Give only the number of lines in the records below that contain the word "Vaka".

Dataset rows of page text
______

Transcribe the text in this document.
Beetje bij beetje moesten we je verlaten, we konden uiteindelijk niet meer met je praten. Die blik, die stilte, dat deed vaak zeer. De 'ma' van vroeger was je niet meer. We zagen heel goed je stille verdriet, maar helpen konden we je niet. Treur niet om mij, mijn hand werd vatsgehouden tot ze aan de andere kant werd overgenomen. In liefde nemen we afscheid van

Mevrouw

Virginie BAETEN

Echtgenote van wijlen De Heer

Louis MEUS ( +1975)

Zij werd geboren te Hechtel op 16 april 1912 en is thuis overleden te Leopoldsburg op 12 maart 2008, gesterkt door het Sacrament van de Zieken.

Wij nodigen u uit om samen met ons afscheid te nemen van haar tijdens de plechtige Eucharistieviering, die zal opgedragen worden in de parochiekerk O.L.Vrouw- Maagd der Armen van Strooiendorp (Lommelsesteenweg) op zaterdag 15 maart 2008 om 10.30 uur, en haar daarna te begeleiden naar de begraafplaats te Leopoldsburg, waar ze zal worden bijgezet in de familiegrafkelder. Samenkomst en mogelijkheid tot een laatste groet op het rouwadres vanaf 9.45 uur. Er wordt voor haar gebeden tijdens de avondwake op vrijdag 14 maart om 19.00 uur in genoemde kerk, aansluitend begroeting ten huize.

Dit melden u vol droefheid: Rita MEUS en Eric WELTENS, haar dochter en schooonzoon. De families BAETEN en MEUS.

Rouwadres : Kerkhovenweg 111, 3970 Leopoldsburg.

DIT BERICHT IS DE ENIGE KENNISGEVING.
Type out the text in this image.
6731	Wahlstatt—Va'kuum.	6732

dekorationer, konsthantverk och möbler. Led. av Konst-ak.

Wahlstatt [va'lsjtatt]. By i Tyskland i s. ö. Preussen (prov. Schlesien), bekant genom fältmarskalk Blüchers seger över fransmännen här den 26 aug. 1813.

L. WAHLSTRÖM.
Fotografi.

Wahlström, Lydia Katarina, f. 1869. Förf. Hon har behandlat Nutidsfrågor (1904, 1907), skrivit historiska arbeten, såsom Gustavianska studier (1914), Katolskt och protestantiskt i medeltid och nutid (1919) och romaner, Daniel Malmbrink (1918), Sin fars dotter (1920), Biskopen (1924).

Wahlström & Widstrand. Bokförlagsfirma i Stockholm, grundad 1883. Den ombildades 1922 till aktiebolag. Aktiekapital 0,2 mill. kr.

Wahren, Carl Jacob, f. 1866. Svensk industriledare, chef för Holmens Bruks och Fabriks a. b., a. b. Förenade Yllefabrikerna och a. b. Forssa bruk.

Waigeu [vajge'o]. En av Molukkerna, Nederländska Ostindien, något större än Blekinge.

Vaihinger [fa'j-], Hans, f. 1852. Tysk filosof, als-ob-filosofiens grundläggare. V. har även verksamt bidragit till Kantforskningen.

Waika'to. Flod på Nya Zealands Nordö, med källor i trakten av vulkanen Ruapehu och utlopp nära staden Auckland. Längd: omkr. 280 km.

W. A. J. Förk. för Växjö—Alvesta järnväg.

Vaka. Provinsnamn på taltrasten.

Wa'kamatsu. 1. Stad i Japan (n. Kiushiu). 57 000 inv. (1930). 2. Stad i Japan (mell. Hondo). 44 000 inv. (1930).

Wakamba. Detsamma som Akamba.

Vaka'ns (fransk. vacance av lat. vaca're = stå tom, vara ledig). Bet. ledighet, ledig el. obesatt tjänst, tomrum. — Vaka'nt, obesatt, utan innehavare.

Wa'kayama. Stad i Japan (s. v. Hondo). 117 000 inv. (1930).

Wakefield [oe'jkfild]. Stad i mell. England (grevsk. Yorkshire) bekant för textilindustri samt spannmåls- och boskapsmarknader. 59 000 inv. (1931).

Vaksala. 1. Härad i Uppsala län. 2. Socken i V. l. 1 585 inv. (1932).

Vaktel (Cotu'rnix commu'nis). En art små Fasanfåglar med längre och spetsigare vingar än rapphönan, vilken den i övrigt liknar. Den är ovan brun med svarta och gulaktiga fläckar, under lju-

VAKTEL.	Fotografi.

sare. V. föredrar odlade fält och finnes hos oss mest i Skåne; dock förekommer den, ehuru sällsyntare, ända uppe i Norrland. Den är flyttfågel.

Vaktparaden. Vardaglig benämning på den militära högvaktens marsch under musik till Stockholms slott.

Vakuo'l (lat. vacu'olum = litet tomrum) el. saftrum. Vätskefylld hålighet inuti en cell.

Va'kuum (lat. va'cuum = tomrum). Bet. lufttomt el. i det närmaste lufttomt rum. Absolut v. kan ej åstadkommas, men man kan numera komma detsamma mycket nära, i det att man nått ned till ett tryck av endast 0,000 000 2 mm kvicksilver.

______

Answer section: 2